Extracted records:
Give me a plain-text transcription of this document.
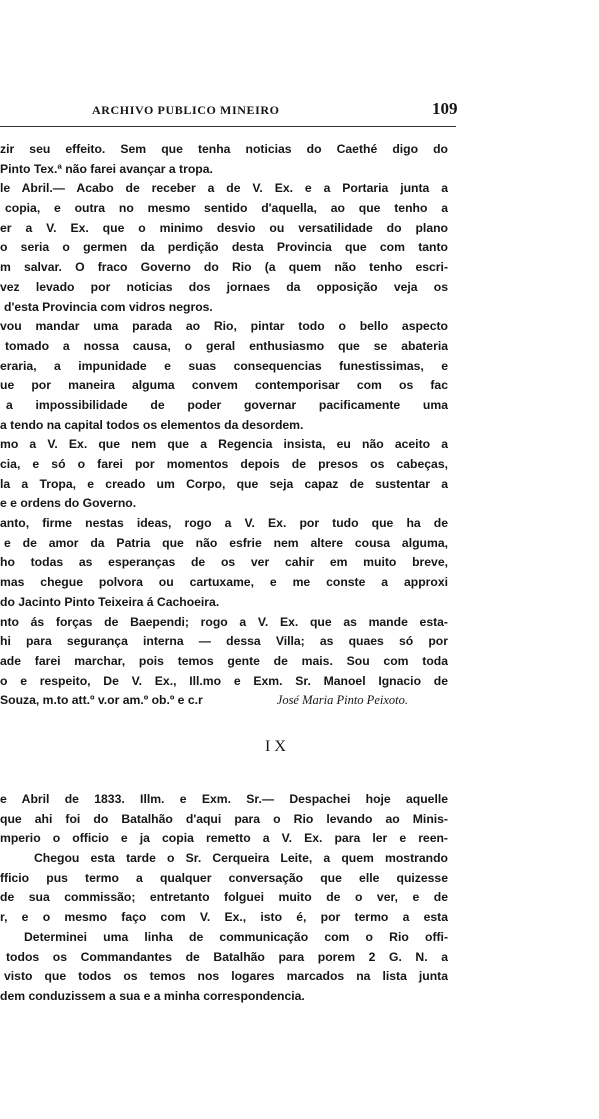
ARCHIVO PUBLICO MINEIRO	109
zir seu effeito. Sem que tenha noticias do Caethé digo do
Pinto Tex.ª não farei avançar a tropa.
le Abril.— Acabo de receber a de V. Ex. e a Portaria junta a
copia, e outra no mesmo sentido d'aquella, ao que tenho a
er a V. Ex. que o minimo desvio ou versatilidade do plano
o seria o germen da perdição desta Provincia que com tanto
m salvar. O fraco Governo do Rio (a quem não tenho escri-
vez levado por noticias dos jornaes da opposição veja os
d'esta Provincia com vidros negros.
vou mandar uma parada ao Rio, pintar todo o bello aspecto
tomado a nossa causa, o geral enthusiasmo que se abateria
eraria, a impunidade e suas consequencias funestissimas, e
ue por maneira alguma convem contemporisar com os fac
a impossibilidade de poder governar pacificamente uma
a tendo na capital todos os elementos da desordem.
mo a V. Ex. que nem que a Regencia insista, eu não aceito a
cia, e só o farei por momentos depois de presos os cabeças,
la a Tropa, e creado um Corpo, que seja capaz de sustentar a
e e ordens do Governo.
anto, firme nestas ideas, rogo a V. Ex. por tudo que ha de
e de amor da Patria que não esfrie nem altere cousa alguma,
ho todas as esperanças de os ver cahir em muito breve,
mas chegue polvora ou cartuxame, e me conste a approxi
do Jacinto Pinto Teixeira á Cachoeira.
nto ás forças de Baependi; rogo a V. Ex. que as mande esta-
hi para segurança interna — dessa Villa; as quaes só por
ade farei marchar, pois temos gente de mais. Sou com toda
o e respeito, De V. Ex., Ill.mo e Exm. Sr. Manoel Ignacio de
Souza, m.to att.º v.or am.º ob.º e c.r	José Maria Pinto Peixoto.
I X
e Abril de 1833. Illm. e Exm. Sr.— Despachei hoje aquelle
que ahi foi do Batalhão d'aqui para o Rio levando ao Minis-
mperio o officio e ja copia remetto a V. Ex. para ler e reen-
Chegou esta tarde o Sr. Cerqueira Leite, a quem mostrando
fficio pus termo a qualquer conversação que elle quizesse
de sua commissão; entretanto folguei muito de o ver, e de
r, e o mesmo faço com V. Ex., isto é, por termo a esta
Determinei uma linha de communicação com o Rio offi-
todos os Commandantes de Batalhão para porem 2 G. N. a
visto que todos os temos nos logares marcados na lista junta
dem conduzissem a sua e a minha correspondencia.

Exercise aim:
The records above are to be restated exactly, without their pictures.

Output of the exercise:
Give me a plain-text transcription of this document.
ARCHIVO PUBLICO MINEIRO	109
zir seu effeito. Sem que tenha noticias do Caethé digo do
Pinto Tex.ª não farei avançar a tropa.
le Abril.— Acabo de receber a de V. Ex. e a Portaria junta a
copia, e outra no mesmo sentido d'aquella, ao que tenho a
er a V. Ex. que o minimo desvio ou versatilidade do plano
o seria o germen da perdição desta Provincia que com tanto
m salvar. O fraco Governo do Rio (a quem não tenho escri-
vez levado por noticias dos jornaes da opposição veja os
d'esta Provincia com vidros negros.
vou mandar uma parada ao Rio, pintar todo o bello aspecto
tomado a nossa causa, o geral enthusiasmo que se abateria
eraria, a impunidade e suas consequencias funestissimas, e
ue por maneira alguma convem contemporisar com os fac
a impossibilidade de poder governar pacificamente uma
a tendo na capital todos os elementos da desordem.
mo a V. Ex. que nem que a Regencia insista, eu não aceito a
cia, e só o farei por momentos depois de presos os cabeças,
la a Tropa, e creado um Corpo, que seja capaz de sustentar a
e e ordens do Governo.
anto, firme nestas ideas, rogo a V. Ex. por tudo que ha de
e de amor da Patria que não esfrie nem altere cousa alguma,
ho todas as esperanças de os ver cahir em muito breve,
mas chegue polvora ou cartuxame, e me conste a approxi
do Jacinto Pinto Teixeira á Cachoeira.
nto ás forças de Baependi; rogo a V. Ex. que as mande esta-
hi para segurança interna — dessa Villa; as quaes só por
ade farei marchar, pois temos gente de mais. Sou com toda
o e respeito, De V. Ex., Ill.mo e Exm. Sr. Manoel Ignacio de
Souza, m.to att.º v.or am.º ob.º e c.r	José Maria Pinto Peixoto.
I X
e Abril de 1833. Illm. e Exm. Sr.— Despachei hoje aquelle
que ahi foi do Batalhão d'aqui para o Rio levando ao Minis-
mperio o officio e ja copia remetto a V. Ex. para ler e reen-
Chegou esta tarde o Sr. Cerqueira Leite, a quem mostrando
fficio pus termo a qualquer conversação que elle quizesse
de sua commissão; entretanto folguei muito de o ver, e de
r, e o mesmo faço com V. Ex., isto é, por termo a esta
Determinei uma linha de communicação com o Rio offi-
todos os Commandantes de Batalhão para porem 2 G. N. a
visto que todos os temos nos logares marcados na lista junta
dem conduzissem a sua e a minha correspondencia.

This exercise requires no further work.